-- EXERCISE BRIEF --
Single out the lines that include the word "Снижение". Copy them.

___

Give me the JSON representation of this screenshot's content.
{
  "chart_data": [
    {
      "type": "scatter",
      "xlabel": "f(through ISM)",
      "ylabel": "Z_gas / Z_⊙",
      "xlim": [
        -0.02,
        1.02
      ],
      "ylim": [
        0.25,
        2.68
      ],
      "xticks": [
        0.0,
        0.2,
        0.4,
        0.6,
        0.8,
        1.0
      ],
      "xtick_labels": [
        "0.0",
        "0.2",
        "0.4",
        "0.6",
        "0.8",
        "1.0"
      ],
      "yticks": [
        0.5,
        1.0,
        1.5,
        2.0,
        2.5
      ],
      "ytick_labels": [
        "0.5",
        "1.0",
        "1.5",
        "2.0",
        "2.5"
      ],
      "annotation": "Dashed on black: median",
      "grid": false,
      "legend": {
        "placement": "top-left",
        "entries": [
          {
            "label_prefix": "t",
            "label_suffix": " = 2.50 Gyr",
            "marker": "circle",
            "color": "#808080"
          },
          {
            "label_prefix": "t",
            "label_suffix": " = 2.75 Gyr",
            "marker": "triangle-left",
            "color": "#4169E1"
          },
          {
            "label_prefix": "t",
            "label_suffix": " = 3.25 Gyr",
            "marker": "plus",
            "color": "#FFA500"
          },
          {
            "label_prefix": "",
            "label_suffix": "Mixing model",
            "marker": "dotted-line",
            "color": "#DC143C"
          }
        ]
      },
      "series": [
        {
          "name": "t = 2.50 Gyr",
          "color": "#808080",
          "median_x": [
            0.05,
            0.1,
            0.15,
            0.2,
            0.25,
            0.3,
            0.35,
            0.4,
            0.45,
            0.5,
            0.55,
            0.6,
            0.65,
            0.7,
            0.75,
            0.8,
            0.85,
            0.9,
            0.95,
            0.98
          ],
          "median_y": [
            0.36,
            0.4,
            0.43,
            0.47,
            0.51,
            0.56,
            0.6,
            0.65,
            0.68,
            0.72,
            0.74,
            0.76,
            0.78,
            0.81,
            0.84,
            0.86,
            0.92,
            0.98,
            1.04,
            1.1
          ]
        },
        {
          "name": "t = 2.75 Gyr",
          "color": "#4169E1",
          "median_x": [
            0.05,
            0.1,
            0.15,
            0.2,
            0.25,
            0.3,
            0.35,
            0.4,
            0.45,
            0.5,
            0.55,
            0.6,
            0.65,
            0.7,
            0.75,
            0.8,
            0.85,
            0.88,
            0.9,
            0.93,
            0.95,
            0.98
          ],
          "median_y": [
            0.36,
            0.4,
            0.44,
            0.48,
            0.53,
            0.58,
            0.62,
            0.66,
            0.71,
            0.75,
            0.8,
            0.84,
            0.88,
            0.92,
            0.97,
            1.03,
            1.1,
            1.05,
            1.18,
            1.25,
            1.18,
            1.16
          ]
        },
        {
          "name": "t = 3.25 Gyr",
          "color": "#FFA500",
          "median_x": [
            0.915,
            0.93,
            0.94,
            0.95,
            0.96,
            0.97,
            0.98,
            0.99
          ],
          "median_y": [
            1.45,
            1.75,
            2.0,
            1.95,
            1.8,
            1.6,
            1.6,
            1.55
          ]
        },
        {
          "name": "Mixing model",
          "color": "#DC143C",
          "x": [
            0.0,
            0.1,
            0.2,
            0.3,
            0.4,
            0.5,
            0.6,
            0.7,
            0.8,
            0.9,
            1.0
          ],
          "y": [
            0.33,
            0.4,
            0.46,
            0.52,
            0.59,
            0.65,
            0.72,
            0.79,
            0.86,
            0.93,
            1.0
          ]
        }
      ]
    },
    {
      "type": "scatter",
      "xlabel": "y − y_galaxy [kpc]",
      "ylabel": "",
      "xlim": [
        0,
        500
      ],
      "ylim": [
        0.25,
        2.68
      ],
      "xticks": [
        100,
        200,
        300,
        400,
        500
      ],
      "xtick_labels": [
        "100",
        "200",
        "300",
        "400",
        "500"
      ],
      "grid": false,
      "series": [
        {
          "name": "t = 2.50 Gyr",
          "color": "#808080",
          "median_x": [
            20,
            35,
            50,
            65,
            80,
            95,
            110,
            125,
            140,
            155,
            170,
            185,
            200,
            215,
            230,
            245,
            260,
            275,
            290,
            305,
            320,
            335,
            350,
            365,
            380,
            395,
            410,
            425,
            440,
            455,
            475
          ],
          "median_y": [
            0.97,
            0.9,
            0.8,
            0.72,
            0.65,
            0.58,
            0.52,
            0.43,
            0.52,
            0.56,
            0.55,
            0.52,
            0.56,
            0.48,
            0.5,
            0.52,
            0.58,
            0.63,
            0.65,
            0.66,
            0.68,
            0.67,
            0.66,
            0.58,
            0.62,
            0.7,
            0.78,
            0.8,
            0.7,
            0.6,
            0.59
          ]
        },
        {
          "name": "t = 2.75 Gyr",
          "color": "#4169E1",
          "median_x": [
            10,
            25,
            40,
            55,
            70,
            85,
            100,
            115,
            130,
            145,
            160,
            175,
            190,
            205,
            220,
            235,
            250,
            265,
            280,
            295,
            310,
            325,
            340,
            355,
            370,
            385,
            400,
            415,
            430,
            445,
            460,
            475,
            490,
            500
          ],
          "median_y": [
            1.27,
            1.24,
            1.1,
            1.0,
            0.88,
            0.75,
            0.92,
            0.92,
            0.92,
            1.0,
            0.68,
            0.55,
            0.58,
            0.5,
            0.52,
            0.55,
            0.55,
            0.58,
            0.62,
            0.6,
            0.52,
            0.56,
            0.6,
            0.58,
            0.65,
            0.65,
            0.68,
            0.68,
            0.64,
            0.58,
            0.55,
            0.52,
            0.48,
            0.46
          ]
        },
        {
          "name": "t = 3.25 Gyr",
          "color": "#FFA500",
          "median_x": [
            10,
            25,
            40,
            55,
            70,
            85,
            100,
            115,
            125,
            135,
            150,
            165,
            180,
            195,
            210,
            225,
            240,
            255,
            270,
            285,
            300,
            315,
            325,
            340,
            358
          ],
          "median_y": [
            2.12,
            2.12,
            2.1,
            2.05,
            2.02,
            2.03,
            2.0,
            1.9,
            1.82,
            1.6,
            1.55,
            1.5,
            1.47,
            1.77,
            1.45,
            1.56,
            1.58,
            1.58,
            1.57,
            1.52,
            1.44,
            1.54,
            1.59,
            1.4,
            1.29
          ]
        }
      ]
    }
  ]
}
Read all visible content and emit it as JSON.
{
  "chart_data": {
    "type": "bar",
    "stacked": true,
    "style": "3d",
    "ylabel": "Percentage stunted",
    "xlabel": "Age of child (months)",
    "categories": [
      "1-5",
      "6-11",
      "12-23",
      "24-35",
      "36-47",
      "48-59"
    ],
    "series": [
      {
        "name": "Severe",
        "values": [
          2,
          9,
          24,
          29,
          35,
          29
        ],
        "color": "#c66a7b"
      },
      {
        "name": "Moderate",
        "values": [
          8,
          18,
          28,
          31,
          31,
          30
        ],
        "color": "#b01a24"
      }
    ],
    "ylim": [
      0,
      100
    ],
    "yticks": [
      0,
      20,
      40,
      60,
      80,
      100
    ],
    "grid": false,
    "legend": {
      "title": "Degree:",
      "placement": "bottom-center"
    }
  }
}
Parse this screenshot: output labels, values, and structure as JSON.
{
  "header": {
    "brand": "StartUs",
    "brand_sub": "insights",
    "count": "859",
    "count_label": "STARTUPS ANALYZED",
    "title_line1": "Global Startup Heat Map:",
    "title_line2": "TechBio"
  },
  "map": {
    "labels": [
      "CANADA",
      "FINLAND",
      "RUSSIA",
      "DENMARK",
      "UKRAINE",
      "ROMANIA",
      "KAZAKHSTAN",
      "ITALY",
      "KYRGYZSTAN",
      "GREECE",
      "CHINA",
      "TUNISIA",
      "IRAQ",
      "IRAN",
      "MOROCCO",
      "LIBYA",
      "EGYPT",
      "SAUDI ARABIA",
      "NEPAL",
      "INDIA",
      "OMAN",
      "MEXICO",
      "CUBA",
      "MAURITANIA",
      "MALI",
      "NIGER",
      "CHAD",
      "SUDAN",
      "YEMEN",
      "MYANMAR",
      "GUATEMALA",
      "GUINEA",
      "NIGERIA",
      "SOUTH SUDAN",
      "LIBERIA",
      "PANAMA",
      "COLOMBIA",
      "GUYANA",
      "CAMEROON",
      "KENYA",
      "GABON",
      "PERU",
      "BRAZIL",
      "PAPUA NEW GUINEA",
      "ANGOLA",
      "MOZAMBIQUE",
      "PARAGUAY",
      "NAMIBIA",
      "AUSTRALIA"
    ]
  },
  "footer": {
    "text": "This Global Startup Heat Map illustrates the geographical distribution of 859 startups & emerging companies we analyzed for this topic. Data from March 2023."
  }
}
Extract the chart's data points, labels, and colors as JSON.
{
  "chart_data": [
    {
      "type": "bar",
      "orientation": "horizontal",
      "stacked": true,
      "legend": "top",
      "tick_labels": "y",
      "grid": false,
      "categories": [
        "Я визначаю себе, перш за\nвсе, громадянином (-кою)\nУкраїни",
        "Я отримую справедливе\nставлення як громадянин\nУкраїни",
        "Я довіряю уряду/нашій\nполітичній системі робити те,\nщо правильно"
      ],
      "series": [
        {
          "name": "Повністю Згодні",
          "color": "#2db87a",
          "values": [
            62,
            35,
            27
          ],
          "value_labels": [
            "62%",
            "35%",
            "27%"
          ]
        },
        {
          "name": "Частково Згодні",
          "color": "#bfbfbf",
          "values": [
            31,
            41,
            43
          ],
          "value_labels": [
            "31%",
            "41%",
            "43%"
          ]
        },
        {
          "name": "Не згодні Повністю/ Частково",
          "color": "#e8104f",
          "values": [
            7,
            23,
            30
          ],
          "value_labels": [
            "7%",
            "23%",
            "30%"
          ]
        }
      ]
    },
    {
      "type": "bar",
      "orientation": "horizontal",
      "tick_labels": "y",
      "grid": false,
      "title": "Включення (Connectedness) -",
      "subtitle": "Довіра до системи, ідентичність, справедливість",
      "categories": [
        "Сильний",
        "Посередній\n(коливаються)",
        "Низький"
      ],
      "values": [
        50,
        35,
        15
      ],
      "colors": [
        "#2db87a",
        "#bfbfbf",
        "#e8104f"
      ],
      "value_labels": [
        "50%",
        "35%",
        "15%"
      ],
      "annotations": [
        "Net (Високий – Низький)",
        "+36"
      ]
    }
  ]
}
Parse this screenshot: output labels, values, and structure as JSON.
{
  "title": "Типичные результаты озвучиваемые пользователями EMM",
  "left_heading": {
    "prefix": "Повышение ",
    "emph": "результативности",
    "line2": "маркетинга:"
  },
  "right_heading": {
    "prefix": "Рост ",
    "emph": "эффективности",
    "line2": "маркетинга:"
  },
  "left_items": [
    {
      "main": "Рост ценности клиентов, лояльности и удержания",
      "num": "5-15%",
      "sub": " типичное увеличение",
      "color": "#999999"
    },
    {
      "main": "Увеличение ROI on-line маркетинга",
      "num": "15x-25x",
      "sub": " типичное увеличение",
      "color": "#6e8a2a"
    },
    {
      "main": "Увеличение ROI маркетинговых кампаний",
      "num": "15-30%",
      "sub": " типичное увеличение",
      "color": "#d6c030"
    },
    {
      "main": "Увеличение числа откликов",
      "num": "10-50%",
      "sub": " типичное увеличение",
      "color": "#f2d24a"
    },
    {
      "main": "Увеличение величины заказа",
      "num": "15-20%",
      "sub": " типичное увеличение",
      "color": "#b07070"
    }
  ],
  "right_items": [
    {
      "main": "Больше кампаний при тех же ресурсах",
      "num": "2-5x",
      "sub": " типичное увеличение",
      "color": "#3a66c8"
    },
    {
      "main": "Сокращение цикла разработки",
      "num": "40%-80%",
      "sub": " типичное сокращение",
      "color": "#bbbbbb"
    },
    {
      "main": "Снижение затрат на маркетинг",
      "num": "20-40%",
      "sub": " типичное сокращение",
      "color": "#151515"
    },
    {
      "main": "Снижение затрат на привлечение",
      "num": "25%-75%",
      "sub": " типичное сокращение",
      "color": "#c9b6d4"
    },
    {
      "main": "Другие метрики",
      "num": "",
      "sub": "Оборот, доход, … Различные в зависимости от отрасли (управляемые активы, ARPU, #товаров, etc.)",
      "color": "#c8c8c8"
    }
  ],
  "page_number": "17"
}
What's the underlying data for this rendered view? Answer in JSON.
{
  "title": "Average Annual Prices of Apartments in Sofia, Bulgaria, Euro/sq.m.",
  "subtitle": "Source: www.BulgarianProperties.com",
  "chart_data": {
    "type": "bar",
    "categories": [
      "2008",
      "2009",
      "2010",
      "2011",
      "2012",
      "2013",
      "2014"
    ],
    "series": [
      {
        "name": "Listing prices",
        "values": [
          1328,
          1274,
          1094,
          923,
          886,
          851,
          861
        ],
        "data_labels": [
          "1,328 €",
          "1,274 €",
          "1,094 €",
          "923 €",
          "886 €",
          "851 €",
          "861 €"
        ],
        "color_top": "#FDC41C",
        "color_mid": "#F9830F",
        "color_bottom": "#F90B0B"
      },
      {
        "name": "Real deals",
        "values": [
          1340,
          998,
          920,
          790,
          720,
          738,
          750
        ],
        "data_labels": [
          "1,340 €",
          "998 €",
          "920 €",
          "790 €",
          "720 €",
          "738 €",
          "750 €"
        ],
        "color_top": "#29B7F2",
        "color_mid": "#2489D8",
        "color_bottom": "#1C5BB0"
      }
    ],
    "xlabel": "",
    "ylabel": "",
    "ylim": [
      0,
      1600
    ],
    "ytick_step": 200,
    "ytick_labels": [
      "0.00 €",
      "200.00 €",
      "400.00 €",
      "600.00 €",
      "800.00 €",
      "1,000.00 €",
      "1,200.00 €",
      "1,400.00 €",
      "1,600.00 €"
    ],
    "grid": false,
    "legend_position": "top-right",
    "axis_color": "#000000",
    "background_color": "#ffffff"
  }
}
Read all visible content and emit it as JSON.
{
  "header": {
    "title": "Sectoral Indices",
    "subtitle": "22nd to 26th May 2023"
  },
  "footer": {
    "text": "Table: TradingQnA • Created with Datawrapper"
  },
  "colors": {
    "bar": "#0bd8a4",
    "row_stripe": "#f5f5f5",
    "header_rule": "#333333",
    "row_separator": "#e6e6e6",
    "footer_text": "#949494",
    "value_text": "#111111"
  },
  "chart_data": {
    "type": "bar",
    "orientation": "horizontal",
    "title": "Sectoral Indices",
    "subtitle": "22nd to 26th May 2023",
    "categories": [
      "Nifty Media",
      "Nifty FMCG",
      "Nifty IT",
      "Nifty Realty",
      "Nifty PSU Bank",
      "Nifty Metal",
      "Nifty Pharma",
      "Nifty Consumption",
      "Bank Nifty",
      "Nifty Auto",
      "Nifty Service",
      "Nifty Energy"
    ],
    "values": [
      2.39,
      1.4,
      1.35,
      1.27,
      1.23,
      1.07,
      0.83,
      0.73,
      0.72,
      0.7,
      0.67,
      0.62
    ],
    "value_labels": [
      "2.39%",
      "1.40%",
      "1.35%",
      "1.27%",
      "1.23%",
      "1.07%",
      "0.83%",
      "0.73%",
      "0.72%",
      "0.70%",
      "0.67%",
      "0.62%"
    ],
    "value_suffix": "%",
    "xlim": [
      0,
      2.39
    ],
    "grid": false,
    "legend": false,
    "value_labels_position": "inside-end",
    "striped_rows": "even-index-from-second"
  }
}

___

-- EXERCISE RESPONSE --
      "main": "Снижение затрат на маркетинг",
      "main": "Снижение затрат на привлечение",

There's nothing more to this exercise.